**Task instructions:** Extract the complete listing and repeat it word for word.

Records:
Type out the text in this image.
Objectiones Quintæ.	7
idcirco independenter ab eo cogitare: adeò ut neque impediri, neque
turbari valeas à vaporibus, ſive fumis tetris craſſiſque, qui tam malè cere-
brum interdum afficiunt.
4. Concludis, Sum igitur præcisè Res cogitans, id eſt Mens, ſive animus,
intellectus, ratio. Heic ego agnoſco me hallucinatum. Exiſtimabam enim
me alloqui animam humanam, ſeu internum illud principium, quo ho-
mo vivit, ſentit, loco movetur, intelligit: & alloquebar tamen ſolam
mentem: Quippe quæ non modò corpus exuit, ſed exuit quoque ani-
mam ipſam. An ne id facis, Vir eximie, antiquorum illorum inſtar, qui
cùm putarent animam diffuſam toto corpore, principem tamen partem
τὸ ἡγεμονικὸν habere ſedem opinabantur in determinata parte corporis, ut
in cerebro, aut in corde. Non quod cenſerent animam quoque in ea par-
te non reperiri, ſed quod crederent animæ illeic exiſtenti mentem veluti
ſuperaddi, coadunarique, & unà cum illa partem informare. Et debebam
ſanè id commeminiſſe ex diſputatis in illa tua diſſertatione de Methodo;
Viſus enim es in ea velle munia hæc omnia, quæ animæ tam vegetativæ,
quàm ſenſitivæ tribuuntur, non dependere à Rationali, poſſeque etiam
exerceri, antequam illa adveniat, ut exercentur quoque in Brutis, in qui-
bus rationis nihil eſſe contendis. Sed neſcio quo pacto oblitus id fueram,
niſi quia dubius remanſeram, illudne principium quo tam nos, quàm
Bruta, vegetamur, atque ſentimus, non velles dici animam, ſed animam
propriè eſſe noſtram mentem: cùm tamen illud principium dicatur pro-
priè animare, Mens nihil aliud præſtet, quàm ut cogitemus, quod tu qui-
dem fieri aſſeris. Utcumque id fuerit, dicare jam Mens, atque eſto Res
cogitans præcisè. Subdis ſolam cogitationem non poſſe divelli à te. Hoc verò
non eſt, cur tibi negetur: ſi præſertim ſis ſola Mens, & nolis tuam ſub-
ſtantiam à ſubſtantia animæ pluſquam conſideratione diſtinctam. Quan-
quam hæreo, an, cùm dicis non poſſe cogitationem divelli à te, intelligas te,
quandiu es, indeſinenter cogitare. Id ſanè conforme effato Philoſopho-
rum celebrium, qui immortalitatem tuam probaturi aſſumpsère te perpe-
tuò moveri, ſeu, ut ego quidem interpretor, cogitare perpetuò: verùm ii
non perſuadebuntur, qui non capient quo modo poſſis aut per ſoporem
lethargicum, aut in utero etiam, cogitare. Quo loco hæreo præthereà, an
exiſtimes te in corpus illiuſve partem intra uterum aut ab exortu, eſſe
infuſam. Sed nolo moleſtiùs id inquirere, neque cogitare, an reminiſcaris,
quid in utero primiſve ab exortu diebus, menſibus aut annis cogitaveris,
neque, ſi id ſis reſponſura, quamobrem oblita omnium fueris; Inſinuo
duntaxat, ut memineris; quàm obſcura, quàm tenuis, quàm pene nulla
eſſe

**Output for this exercise:**
Type out the text in this image.
Objectiones Quintæ.	7
idcirco independenter ab eo cogitare: adeò ut neque impediri, neque
turbari valeas à vaporibus, ſive fumis tetris craſſiſque, qui tam malè cere-
brum interdum afficiunt.
4. Concludis, Sum igitur præcisè Res cogitans, id eſt Mens, ſive animus,
intellectus, ratio. Heic ego agnoſco me hallucinatum. Exiſtimabam enim
me alloqui animam humanam, ſeu internum illud principium, quo ho-
mo vivit, ſentit, loco movetur, intelligit: & alloquebar tamen ſolam
mentem: Quippe quæ non modò corpus exuit, ſed exuit quoque ani-
mam ipſam. An ne id facis, Vir eximie, antiquorum illorum inſtar, qui
cùm putarent animam diffuſam toto corpore, principem tamen partem
τὸ ἡγεμονικὸν habere ſedem opinabantur in determinata parte corporis, ut
in cerebro, aut in corde. Non quod cenſerent animam quoque in ea par-
te non reperiri, ſed quod crederent animæ illeic exiſtenti mentem veluti
ſuperaddi, coadunarique, & unà cum illa partem informare. Et debebam
ſanè id commeminiſſe ex diſputatis in illa tua diſſertatione de Methodo;
Viſus enim es in ea velle munia hæc omnia, quæ animæ tam vegetativæ,
quàm ſenſitivæ tribuuntur, non dependere à Rationali, poſſeque etiam
exerceri, antequam illa adveniat, ut exercentur quoque in Brutis, in qui-
bus rationis nihil eſſe contendis. Sed neſcio quo pacto oblitus id fueram,
niſi quia dubius remanſeram, illudne principium quo tam nos, quàm
Bruta, vegetamur, atque ſentimus, non velles dici animam, ſed animam
propriè eſſe noſtram mentem: cùm tamen illud principium dicatur pro-
priè animare, Mens nihil aliud præſtet, quàm ut cogitemus, quod tu qui-
dem fieri aſſeris. Utcumque id fuerit, dicare jam Mens, atque eſto Res
cogitans præcisè. Subdis ſolam cogitationem non poſſe divelli à te. Hoc verò
non eſt, cur tibi negetur: ſi præſertim ſis ſola Mens, & nolis tuam ſub-
ſtantiam à ſubſtantia animæ pluſquam conſideratione diſtinctam. Quan-
quam hæreo, an, cùm dicis non poſſe cogitationem divelli à te, intelligas te,
quandiu es, indeſinenter cogitare. Id ſanè conforme effato Philoſopho-
rum celebrium, qui immortalitatem tuam probaturi aſſumpsère te perpe-
tuò moveri, ſeu, ut ego quidem interpretor, cogitare perpetuò: verùm ii
non perſuadebuntur, qui non capient quo modo poſſis aut per ſoporem
lethargicum, aut in utero etiam, cogitare. Quo loco hæreo præthereà, an
exiſtimes te in corpus illiuſve partem intra uterum aut ab exortu, eſſe
infuſam. Sed nolo moleſtiùs id inquirere, neque cogitare, an reminiſcaris,
quid in utero primiſve ab exortu diebus, menſibus aut annis cogitaveris,
neque, ſi id ſis reſponſura, quamobrem oblita omnium fueris; Inſinuo
duntaxat, ut memineris; quàm obſcura, quàm tenuis, quàm pene nulla
eſſe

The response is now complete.